*Objective:* Select the lines of the records containing the word "name" and list them.

*Given entries:*
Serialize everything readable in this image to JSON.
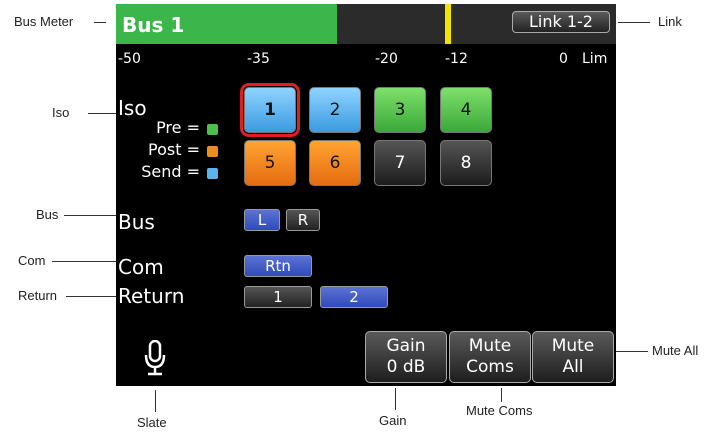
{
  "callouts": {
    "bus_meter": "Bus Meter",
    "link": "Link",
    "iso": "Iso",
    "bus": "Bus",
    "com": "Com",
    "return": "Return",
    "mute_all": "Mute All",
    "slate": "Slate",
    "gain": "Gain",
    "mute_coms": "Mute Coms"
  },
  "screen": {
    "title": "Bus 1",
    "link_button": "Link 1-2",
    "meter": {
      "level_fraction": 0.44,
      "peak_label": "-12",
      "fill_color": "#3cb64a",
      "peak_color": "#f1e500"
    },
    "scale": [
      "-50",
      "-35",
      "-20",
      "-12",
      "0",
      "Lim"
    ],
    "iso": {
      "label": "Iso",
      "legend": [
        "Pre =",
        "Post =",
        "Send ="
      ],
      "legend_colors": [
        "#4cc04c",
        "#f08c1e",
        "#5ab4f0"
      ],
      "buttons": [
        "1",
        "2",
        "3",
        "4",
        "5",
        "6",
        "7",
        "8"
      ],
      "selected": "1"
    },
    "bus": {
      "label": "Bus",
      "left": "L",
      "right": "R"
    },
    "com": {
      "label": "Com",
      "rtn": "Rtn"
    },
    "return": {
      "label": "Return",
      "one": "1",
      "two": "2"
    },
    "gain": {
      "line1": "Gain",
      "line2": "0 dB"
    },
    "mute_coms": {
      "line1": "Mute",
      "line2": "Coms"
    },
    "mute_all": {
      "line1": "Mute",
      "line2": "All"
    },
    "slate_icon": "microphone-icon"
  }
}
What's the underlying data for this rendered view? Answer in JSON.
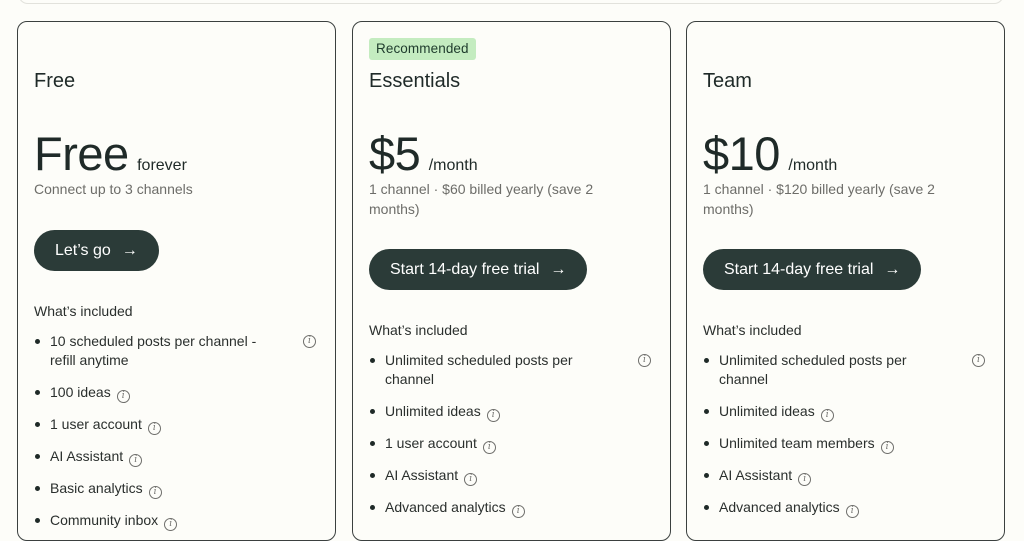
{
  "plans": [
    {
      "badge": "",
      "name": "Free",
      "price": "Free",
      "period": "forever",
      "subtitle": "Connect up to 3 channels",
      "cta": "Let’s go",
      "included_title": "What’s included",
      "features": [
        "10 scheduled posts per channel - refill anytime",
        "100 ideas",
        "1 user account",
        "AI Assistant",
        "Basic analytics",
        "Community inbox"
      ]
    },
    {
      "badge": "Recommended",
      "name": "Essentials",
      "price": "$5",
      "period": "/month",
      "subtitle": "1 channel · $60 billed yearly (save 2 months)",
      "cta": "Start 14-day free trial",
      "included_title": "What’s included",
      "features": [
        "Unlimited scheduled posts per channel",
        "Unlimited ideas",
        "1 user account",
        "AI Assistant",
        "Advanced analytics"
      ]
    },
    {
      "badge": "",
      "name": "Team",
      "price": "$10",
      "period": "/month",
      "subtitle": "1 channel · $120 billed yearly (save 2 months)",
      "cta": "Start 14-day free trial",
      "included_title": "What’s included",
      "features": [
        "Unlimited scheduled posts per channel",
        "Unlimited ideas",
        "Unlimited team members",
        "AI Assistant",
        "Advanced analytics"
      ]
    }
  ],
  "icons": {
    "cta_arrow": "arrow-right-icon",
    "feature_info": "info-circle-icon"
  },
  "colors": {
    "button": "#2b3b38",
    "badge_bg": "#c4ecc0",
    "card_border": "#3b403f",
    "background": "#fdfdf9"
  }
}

* * *

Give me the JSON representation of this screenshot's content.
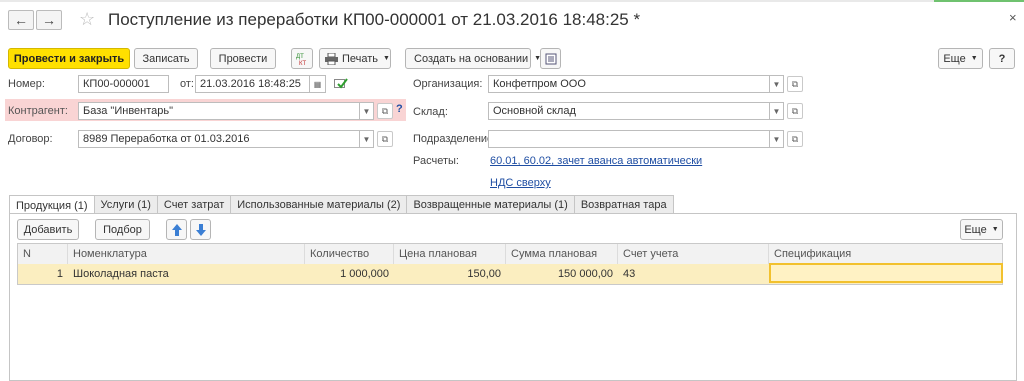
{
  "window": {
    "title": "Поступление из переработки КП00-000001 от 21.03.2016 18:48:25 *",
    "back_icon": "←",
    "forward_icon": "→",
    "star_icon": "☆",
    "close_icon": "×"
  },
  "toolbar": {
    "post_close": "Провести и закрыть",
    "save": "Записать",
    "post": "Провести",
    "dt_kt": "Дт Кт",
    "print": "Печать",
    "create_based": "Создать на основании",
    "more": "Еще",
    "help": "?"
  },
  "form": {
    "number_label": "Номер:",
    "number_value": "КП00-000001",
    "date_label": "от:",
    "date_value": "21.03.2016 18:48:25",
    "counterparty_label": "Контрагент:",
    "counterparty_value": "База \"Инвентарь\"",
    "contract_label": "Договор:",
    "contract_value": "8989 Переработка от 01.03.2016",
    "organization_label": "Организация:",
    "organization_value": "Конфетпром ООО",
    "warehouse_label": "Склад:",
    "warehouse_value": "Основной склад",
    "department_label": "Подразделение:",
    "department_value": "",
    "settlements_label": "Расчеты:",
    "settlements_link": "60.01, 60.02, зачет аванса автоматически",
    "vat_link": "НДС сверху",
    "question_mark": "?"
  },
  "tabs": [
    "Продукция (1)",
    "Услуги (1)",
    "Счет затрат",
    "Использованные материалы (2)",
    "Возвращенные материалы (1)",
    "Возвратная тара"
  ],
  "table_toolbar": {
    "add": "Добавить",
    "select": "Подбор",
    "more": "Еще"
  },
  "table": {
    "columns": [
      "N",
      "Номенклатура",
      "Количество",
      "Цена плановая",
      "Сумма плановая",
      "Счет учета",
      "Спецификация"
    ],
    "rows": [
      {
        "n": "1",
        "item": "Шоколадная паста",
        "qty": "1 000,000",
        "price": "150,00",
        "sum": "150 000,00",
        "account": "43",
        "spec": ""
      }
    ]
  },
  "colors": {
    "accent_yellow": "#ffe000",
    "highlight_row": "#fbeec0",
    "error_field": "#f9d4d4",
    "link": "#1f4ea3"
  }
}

--

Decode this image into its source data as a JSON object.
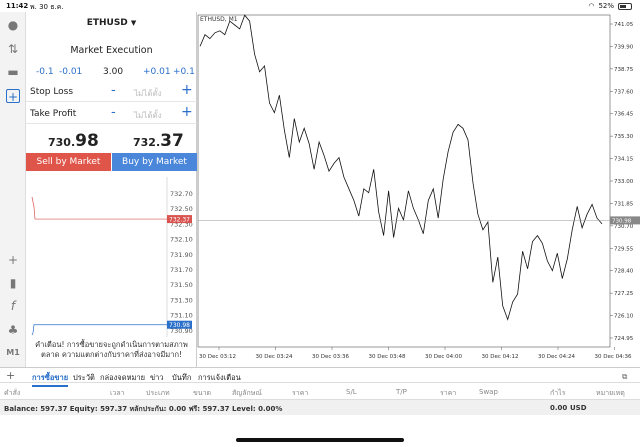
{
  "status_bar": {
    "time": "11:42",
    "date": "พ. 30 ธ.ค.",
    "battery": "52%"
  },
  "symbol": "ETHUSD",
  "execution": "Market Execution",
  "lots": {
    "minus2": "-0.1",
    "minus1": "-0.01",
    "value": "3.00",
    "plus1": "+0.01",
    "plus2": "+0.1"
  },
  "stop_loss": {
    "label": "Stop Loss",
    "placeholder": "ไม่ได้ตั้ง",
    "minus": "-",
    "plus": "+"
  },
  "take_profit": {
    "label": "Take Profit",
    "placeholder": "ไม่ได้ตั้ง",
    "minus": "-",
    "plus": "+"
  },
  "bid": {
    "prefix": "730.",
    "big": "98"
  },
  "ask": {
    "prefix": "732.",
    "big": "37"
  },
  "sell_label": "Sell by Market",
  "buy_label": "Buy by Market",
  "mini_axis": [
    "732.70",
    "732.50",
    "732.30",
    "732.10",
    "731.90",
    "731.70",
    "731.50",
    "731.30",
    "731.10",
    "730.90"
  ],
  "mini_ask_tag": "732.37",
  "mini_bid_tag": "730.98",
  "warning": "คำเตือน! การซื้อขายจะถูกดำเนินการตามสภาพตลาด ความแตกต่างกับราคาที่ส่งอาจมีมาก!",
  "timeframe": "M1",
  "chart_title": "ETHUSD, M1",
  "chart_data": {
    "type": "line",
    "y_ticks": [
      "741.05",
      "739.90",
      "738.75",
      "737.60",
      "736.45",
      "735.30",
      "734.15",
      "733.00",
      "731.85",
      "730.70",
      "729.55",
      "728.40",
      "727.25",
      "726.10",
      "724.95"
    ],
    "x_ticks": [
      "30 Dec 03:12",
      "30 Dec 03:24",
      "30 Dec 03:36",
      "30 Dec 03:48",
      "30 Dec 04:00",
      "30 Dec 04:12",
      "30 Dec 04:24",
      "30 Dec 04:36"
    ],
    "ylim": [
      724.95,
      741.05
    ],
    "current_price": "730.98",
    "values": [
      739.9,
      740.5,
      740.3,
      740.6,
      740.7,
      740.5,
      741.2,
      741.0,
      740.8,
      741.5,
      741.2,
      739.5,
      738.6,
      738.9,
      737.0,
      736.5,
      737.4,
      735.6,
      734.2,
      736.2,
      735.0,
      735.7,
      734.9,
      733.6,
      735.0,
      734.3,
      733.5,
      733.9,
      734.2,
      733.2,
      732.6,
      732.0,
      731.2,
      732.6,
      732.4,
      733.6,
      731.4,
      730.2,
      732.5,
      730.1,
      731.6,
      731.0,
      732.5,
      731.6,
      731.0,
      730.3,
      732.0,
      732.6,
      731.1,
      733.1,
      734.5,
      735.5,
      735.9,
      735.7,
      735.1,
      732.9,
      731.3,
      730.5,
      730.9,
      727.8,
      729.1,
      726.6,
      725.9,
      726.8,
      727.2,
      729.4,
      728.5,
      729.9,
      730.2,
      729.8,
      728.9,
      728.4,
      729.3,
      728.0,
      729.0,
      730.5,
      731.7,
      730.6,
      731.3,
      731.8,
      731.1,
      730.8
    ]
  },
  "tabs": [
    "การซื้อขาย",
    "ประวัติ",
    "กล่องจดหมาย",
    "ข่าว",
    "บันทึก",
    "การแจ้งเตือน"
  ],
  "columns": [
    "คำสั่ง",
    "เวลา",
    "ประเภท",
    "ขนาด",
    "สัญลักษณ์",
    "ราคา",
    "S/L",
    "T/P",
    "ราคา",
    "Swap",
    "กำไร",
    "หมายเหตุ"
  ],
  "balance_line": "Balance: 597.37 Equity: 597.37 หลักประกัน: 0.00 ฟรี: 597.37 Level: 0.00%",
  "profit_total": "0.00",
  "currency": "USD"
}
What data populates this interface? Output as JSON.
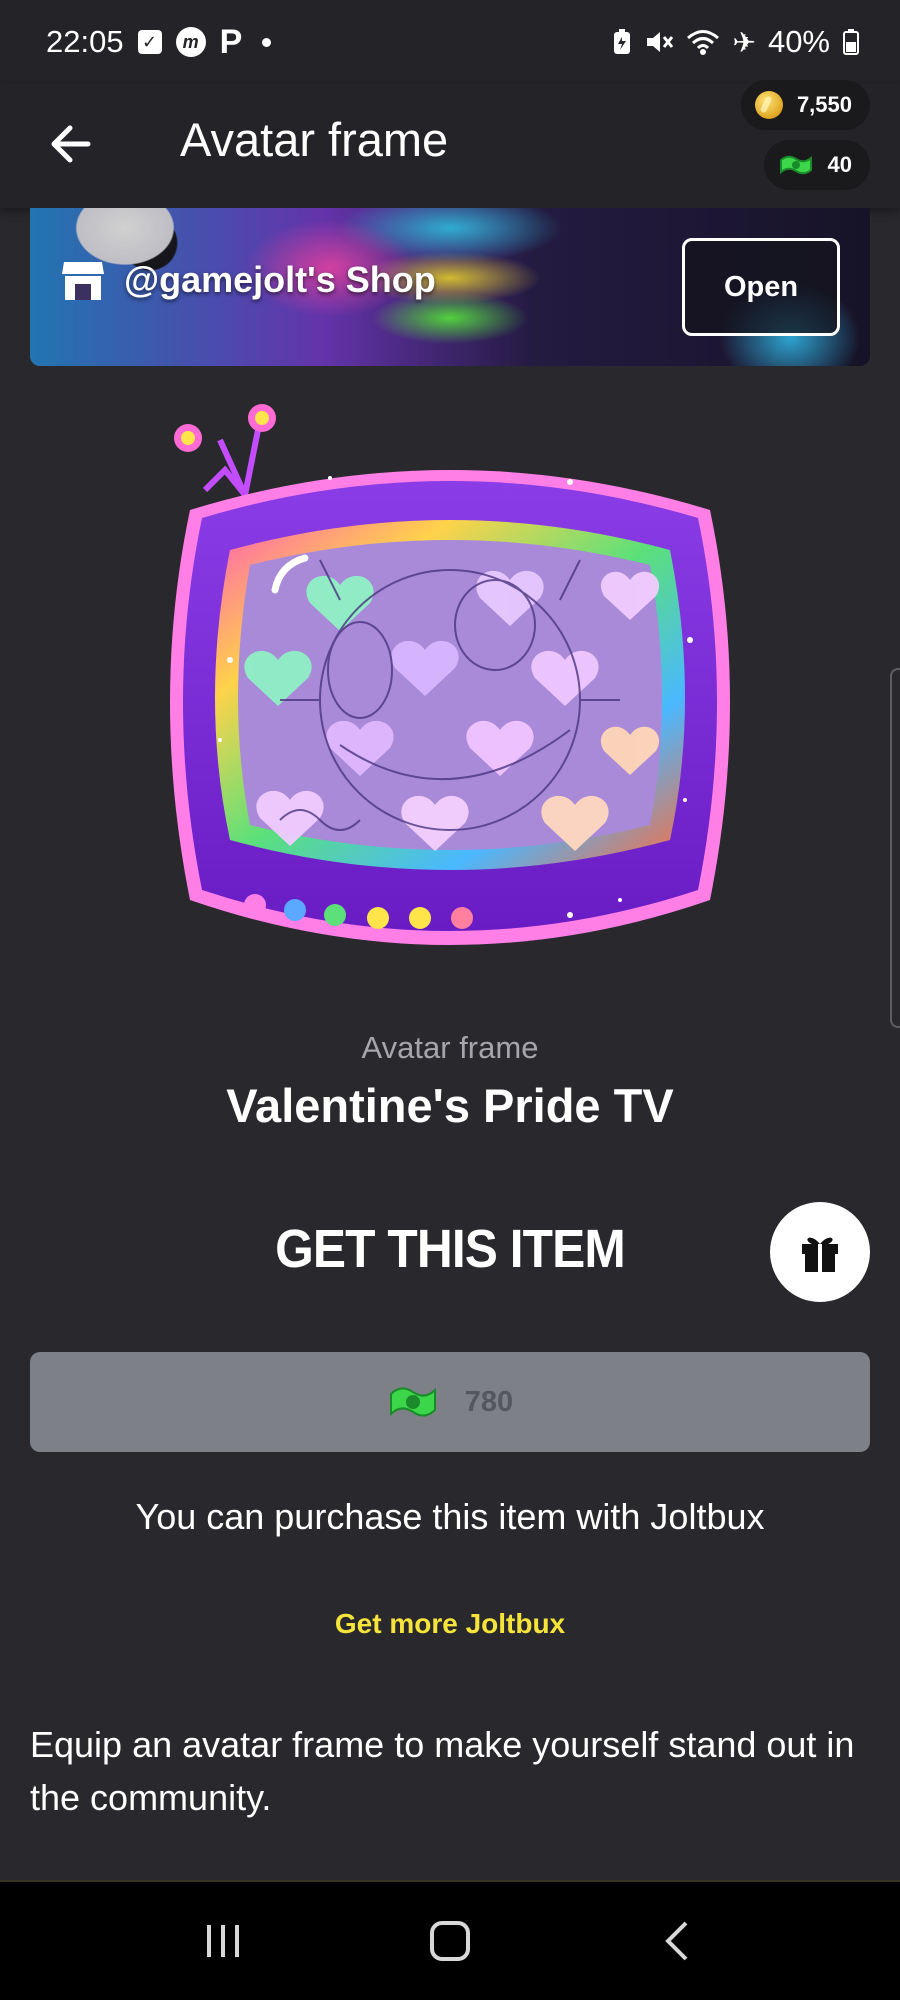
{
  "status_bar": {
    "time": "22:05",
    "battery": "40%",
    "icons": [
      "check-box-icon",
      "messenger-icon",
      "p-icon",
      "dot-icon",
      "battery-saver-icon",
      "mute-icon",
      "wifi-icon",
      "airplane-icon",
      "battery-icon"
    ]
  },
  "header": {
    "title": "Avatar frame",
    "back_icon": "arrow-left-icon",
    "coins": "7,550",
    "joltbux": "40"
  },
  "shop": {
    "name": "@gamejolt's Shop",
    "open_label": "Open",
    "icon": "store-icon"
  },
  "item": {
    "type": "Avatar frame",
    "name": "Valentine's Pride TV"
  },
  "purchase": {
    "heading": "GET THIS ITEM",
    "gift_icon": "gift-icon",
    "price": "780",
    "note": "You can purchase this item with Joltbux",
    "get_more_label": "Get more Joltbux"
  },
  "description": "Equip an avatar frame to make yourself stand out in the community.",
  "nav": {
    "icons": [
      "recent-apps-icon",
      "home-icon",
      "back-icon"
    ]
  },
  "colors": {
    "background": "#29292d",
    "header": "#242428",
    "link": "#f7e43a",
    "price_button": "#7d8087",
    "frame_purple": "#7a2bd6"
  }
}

*Answer below:*
      "name": "Free",
      "name": "Essentials",
      "name": "Team",
    "name": "@gamejolt's Shop",
    "name": "Valentine's Pride TV"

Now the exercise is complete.